● **WHAT THE TASK ASKS**
Count the lines in the entries below that include the word "true". Give nothing but the number.

● **LISTING**
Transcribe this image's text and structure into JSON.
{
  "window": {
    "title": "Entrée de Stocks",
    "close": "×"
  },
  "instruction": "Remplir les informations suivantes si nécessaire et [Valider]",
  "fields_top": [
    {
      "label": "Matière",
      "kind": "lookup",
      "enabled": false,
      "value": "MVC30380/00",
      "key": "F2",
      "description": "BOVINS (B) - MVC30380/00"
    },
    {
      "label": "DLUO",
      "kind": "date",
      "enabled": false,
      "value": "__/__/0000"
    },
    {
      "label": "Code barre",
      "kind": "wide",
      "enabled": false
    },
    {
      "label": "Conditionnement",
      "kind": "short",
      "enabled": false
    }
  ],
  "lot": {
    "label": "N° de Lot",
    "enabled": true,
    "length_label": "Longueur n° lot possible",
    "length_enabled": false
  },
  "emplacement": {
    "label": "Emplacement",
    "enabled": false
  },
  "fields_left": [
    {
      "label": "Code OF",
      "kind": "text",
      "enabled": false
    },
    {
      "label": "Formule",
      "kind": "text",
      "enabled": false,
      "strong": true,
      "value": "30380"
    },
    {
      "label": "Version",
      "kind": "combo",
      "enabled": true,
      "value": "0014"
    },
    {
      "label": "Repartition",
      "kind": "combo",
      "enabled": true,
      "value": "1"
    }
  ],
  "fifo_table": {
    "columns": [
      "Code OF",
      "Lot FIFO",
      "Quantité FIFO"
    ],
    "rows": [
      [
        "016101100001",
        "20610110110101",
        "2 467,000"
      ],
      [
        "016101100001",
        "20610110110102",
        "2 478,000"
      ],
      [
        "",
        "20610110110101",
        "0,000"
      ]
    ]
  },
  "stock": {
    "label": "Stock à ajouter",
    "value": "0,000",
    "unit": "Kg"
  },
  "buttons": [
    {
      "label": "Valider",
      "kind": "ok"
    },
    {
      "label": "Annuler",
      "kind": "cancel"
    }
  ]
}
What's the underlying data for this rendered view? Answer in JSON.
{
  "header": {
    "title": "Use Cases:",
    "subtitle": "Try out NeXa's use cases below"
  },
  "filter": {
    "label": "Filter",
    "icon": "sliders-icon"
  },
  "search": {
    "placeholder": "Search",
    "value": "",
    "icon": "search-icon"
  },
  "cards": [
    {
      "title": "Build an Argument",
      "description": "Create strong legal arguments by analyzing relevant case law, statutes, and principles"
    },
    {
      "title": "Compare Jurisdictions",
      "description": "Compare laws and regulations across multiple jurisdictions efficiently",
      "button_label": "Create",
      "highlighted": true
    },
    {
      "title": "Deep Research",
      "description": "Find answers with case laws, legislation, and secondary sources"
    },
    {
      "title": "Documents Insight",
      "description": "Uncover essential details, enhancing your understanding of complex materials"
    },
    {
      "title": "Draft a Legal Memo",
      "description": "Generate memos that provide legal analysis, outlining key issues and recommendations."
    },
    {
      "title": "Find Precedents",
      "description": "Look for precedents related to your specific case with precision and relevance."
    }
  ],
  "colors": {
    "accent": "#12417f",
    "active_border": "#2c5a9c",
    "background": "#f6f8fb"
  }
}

● **ANSWER BELOW**
5